## WHAT IS ASKED:
Each line in the entries below that holds the string "Muros" is to be listed.

# # # # #

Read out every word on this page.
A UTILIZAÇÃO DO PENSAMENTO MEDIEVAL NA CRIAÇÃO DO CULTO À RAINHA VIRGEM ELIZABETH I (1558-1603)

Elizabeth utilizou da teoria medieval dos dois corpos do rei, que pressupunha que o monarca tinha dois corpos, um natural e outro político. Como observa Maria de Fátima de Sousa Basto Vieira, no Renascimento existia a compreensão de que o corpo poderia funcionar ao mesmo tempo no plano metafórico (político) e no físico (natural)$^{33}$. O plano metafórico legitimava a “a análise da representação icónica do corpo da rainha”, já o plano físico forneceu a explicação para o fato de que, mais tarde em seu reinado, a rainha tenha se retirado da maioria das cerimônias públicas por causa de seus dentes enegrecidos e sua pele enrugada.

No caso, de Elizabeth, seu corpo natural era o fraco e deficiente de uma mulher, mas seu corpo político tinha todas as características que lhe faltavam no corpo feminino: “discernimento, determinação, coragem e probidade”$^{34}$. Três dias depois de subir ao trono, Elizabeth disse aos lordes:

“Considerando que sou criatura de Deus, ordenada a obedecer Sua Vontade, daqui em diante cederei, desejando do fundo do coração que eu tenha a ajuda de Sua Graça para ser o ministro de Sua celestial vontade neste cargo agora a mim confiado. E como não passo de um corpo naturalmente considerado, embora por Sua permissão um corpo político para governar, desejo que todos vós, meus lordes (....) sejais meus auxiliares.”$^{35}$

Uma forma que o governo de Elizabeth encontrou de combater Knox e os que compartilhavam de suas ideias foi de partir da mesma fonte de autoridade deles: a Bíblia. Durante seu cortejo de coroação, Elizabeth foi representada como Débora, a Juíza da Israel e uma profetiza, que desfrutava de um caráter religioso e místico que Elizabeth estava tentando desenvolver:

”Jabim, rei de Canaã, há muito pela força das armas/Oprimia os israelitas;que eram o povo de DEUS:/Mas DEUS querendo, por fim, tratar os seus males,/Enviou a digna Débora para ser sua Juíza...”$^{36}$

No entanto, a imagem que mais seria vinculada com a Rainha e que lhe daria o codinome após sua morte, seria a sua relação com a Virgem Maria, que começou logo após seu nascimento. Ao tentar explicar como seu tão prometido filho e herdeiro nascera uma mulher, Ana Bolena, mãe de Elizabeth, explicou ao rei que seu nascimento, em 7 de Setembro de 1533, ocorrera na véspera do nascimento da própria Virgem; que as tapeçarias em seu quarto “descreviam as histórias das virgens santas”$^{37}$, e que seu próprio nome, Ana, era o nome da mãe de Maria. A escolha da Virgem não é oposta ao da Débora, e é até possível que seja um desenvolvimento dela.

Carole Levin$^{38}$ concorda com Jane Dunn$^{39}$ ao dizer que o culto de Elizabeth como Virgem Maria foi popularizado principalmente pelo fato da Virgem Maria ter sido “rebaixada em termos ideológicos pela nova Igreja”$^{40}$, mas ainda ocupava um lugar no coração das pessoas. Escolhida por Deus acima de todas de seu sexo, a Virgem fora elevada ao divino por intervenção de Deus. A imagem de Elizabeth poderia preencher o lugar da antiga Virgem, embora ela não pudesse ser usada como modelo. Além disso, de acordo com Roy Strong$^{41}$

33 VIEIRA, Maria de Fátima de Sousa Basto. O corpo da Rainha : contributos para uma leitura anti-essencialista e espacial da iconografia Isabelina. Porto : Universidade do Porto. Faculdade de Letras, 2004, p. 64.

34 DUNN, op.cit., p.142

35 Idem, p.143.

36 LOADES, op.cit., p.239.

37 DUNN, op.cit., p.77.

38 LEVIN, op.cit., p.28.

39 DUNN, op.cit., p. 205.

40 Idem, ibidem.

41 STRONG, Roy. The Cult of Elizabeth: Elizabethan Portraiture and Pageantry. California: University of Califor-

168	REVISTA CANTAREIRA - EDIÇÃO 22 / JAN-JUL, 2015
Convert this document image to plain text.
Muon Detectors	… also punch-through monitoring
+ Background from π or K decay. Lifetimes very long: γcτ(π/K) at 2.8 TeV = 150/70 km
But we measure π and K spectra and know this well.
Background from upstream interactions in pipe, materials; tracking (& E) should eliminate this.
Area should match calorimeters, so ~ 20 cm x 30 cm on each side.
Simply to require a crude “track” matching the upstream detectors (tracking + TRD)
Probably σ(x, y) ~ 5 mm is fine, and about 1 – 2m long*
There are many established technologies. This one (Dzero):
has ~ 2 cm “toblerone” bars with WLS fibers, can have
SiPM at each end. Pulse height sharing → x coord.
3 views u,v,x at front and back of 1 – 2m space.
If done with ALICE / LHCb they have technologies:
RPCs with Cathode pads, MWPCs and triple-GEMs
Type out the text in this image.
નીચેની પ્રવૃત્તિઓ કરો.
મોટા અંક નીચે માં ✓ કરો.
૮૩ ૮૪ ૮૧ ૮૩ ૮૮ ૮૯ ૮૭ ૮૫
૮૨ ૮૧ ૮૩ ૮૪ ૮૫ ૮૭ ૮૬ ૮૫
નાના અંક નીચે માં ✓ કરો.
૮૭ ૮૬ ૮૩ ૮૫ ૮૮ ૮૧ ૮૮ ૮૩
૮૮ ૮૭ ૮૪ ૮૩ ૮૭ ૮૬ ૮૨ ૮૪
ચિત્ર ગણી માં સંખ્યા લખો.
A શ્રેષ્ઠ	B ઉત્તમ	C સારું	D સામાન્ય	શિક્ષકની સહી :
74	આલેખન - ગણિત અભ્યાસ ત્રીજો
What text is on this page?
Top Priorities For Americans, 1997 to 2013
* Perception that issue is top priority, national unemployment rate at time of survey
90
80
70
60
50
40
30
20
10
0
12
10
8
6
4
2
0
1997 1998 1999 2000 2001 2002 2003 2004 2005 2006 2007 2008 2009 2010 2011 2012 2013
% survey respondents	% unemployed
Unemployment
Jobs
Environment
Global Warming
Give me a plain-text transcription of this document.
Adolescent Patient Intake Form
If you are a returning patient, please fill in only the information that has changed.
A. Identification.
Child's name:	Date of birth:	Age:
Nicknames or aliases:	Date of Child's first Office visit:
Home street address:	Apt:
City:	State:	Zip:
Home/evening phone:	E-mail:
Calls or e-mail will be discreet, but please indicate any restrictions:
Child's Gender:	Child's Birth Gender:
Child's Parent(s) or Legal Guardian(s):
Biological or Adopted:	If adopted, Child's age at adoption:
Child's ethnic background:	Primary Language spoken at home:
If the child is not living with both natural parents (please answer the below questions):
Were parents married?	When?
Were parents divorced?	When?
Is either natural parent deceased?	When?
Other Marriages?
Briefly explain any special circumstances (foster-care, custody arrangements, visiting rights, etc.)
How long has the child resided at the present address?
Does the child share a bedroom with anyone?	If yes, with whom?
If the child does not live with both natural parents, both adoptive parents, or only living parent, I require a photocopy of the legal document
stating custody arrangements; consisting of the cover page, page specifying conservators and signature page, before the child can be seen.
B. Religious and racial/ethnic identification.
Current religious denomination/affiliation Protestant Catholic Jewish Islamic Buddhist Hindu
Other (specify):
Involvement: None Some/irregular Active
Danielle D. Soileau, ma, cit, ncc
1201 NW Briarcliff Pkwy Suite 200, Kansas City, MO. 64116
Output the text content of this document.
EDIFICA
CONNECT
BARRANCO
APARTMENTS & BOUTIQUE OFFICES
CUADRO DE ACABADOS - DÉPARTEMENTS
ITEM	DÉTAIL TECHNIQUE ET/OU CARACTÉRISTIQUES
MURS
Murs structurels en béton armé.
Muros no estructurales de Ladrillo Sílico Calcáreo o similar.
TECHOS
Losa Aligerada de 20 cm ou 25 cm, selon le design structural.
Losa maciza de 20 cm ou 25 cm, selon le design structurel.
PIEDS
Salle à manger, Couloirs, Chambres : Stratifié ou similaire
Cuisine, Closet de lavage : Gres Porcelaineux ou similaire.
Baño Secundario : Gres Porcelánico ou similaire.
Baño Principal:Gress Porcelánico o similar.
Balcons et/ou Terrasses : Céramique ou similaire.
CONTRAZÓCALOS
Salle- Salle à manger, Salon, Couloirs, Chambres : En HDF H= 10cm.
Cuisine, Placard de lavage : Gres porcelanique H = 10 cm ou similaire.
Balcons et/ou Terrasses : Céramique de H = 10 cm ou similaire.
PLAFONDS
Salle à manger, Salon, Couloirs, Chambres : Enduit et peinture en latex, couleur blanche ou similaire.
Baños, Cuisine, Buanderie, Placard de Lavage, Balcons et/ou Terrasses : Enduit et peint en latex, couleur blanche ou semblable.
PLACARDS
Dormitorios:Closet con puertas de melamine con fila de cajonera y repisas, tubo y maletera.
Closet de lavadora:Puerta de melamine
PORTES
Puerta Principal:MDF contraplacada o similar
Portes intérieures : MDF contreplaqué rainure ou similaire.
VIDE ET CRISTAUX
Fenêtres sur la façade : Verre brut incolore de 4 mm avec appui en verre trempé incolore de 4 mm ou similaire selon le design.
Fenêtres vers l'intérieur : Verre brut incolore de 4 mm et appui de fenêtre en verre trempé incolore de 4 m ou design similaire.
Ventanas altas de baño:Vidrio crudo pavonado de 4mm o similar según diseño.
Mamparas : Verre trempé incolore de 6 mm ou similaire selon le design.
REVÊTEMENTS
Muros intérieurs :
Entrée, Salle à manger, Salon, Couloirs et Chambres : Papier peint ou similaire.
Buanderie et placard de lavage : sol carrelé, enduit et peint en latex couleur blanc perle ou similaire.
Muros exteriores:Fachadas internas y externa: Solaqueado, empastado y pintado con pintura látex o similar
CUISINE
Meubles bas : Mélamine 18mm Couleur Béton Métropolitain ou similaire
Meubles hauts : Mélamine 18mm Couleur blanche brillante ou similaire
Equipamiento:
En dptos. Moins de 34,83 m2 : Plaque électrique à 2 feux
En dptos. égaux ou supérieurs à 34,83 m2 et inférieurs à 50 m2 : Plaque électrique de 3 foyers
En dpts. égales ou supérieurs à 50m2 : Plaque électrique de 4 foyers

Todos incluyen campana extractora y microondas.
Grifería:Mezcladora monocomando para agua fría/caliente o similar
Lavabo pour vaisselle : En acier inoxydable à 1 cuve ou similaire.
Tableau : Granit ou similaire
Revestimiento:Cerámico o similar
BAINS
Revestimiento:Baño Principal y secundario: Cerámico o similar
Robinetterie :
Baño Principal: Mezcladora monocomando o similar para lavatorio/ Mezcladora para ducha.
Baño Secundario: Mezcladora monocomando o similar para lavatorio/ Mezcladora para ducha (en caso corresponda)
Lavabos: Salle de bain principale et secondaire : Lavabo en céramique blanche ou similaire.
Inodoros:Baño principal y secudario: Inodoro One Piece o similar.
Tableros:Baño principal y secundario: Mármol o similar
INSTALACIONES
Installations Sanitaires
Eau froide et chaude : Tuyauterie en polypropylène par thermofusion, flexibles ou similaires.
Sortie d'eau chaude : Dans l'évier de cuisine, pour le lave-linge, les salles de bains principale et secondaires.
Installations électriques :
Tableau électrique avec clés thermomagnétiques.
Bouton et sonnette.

# # # # #

## EXERCISE RESPONSE:
Muros no estructurales de Ladrillo Sílico Calcáreo o similar.
Muros intérieurs :
Muros exteriores:Fachadas internas y externa: Solaqueado, empastado y pintado con pintura látex o similar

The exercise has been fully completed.